[DO THIS]
Every entry must be repeated exactly. Exclude all pictures.

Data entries
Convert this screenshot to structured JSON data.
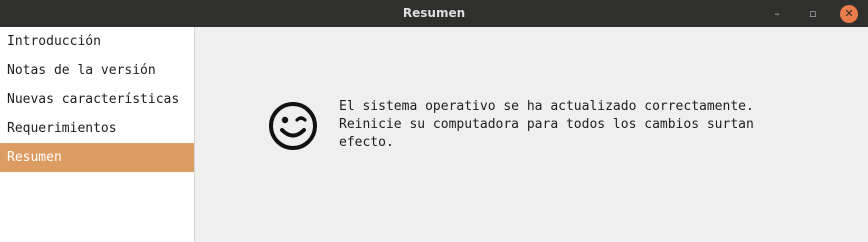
{
  "window": {
    "title": "Resumen"
  },
  "window_controls": {
    "minimize": "–",
    "maximize": "▫",
    "close": "✕"
  },
  "sidebar": {
    "items": [
      {
        "label": "Introducción",
        "active": false
      },
      {
        "label": "Notas de la versión",
        "active": false
      },
      {
        "label": "Nuevas características",
        "active": false
      },
      {
        "label": "Requerimientos",
        "active": false
      },
      {
        "label": "Resumen",
        "active": true
      }
    ]
  },
  "main": {
    "icon": "smile-icon",
    "message": "El sistema operativo se ha actualizado correctamente.\nReinicie su computadora para todos los cambios surtan\nefecto."
  },
  "colors": {
    "titlebar": "#2f2f2d",
    "accent": "#dd9c61",
    "close_button": "#e97c4b"
  }
}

[EXERCISE ANSWER]
Convert this screenshot to structured JSON data.
{
  "window": {
    "title": "Resumen"
  },
  "window_controls": {
    "minimize": "–",
    "maximize": "▫",
    "close": "✕"
  },
  "sidebar": {
    "items": [
      {
        "label": "Introducción",
        "active": false
      },
      {
        "label": "Notas de la versión",
        "active": false
      },
      {
        "label": "Nuevas características",
        "active": false
      },
      {
        "label": "Requerimientos",
        "active": false
      },
      {
        "label": "Resumen",
        "active": true
      }
    ]
  },
  "main": {
    "icon": "smile-icon",
    "message": "El sistema operativo se ha actualizado correctamente.\nReinicie su computadora para todos los cambios surtan\nefecto."
  },
  "colors": {
    "titlebar": "#2f2f2d",
    "accent": "#dd9c61",
    "close_button": "#e97c4b"
  }
}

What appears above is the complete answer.